# START OF SUPPLIED MATERIAL

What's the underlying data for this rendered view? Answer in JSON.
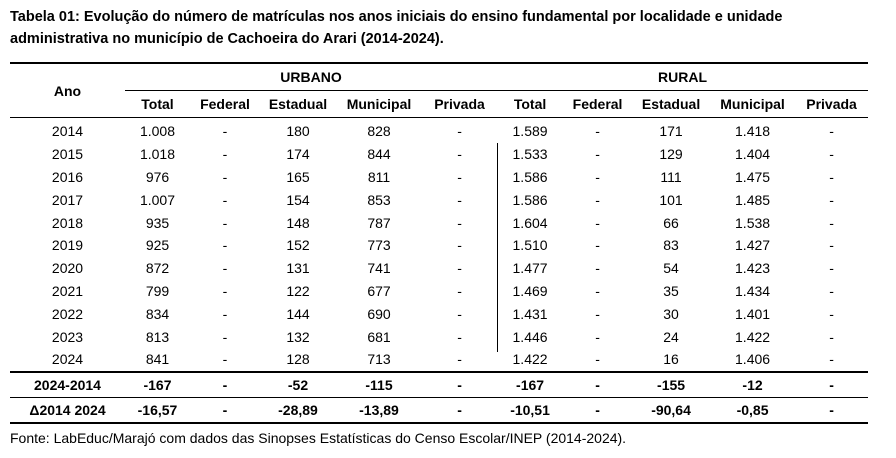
{
  "title": "Tabela 01: Evolução do número de matrículas nos anos iniciais do ensino fundamental por localidade e unidade administrativa no município de Cachoeira do Arari (2014-2024).",
  "table": {
    "year_header": "Ano",
    "groups": [
      "URBANO",
      "RURAL"
    ],
    "subheaders": [
      "Total",
      "Federal",
      "Estadual",
      "Municipal",
      "Privada",
      "Total",
      "Federal",
      "Estadual",
      "Municipal",
      "Privada"
    ],
    "rows": [
      [
        "2014",
        "1.008",
        "-",
        "180",
        "828",
        "-",
        "1.589",
        "-",
        "171",
        "1.418",
        "-"
      ],
      [
        "2015",
        "1.018",
        "-",
        "174",
        "844",
        "-",
        "1.533",
        "-",
        "129",
        "1.404",
        "-"
      ],
      [
        "2016",
        "976",
        "-",
        "165",
        "811",
        "-",
        "1.586",
        "-",
        "111",
        "1.475",
        "-"
      ],
      [
        "2017",
        "1.007",
        "-",
        "154",
        "853",
        "-",
        "1.586",
        "-",
        "101",
        "1.485",
        "-"
      ],
      [
        "2018",
        "935",
        "-",
        "148",
        "787",
        "-",
        "1.604",
        "-",
        "66",
        "1.538",
        "-"
      ],
      [
        "2019",
        "925",
        "-",
        "152",
        "773",
        "-",
        "1.510",
        "-",
        "83",
        "1.427",
        "-"
      ],
      [
        "2020",
        "872",
        "-",
        "131",
        "741",
        "-",
        "1.477",
        "-",
        "54",
        "1.423",
        "-"
      ],
      [
        "2021",
        "799",
        "-",
        "122",
        "677",
        "-",
        "1.469",
        "-",
        "35",
        "1.434",
        "-"
      ],
      [
        "2022",
        "834",
        "-",
        "144",
        "690",
        "-",
        "1.431",
        "-",
        "30",
        "1.401",
        "-"
      ],
      [
        "2023",
        "813",
        "-",
        "132",
        "681",
        "-",
        "1.446",
        "-",
        "24",
        "1.422",
        "-"
      ],
      [
        "2024",
        "841",
        "-",
        "128",
        "713",
        "-",
        "1.422",
        "-",
        "16",
        "1.406",
        "-"
      ]
    ],
    "summary_rows": [
      [
        "2024-2014",
        "-167",
        "-",
        "-52",
        "-115",
        "-",
        "-167",
        "-",
        "-155",
        "-12",
        "-"
      ],
      [
        "Δ2014 2024",
        "-16,57",
        "-",
        "-28,89",
        "-13,89",
        "-",
        "-10,51",
        "-",
        "-90,64",
        "-0,85",
        "-"
      ]
    ]
  },
  "source": "Fonte: LabEduc/Marajó com dados das Sinopses Estatísticas do Censo Escolar/INEP (2014-2024)."
}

# END OF SUPPLIED MATERIAL

→ **DO THIS**: Restate the full listing verbatim and drop every picture.

→ **SOLUTION TO THIS EXERCISE**:
What's the underlying data for this rendered view? Answer in JSON.
{
  "title": "Tabela 01: Evolução do número de matrículas nos anos iniciais do ensino fundamental por localidade e unidade administrativa no município de Cachoeira do Arari (2014-2024).",
  "table": {
    "year_header": "Ano",
    "groups": [
      "URBANO",
      "RURAL"
    ],
    "subheaders": [
      "Total",
      "Federal",
      "Estadual",
      "Municipal",
      "Privada",
      "Total",
      "Federal",
      "Estadual",
      "Municipal",
      "Privada"
    ],
    "rows": [
      [
        "2014",
        "1.008",
        "-",
        "180",
        "828",
        "-",
        "1.589",
        "-",
        "171",
        "1.418",
        "-"
      ],
      [
        "2015",
        "1.018",
        "-",
        "174",
        "844",
        "-",
        "1.533",
        "-",
        "129",
        "1.404",
        "-"
      ],
      [
        "2016",
        "976",
        "-",
        "165",
        "811",
        "-",
        "1.586",
        "-",
        "111",
        "1.475",
        "-"
      ],
      [
        "2017",
        "1.007",
        "-",
        "154",
        "853",
        "-",
        "1.586",
        "-",
        "101",
        "1.485",
        "-"
      ],
      [
        "2018",
        "935",
        "-",
        "148",
        "787",
        "-",
        "1.604",
        "-",
        "66",
        "1.538",
        "-"
      ],
      [
        "2019",
        "925",
        "-",
        "152",
        "773",
        "-",
        "1.510",
        "-",
        "83",
        "1.427",
        "-"
      ],
      [
        "2020",
        "872",
        "-",
        "131",
        "741",
        "-",
        "1.477",
        "-",
        "54",
        "1.423",
        "-"
      ],
      [
        "2021",
        "799",
        "-",
        "122",
        "677",
        "-",
        "1.469",
        "-",
        "35",
        "1.434",
        "-"
      ],
      [
        "2022",
        "834",
        "-",
        "144",
        "690",
        "-",
        "1.431",
        "-",
        "30",
        "1.401",
        "-"
      ],
      [
        "2023",
        "813",
        "-",
        "132",
        "681",
        "-",
        "1.446",
        "-",
        "24",
        "1.422",
        "-"
      ],
      [
        "2024",
        "841",
        "-",
        "128",
        "713",
        "-",
        "1.422",
        "-",
        "16",
        "1.406",
        "-"
      ]
    ],
    "summary_rows": [
      [
        "2024-2014",
        "-167",
        "-",
        "-52",
        "-115",
        "-",
        "-167",
        "-",
        "-155",
        "-12",
        "-"
      ],
      [
        "Δ2014 2024",
        "-16,57",
        "-",
        "-28,89",
        "-13,89",
        "-",
        "-10,51",
        "-",
        "-90,64",
        "-0,85",
        "-"
      ]
    ]
  },
  "source": "Fonte: LabEduc/Marajó com dados das Sinopses Estatísticas do Censo Escolar/INEP (2014-2024)."
}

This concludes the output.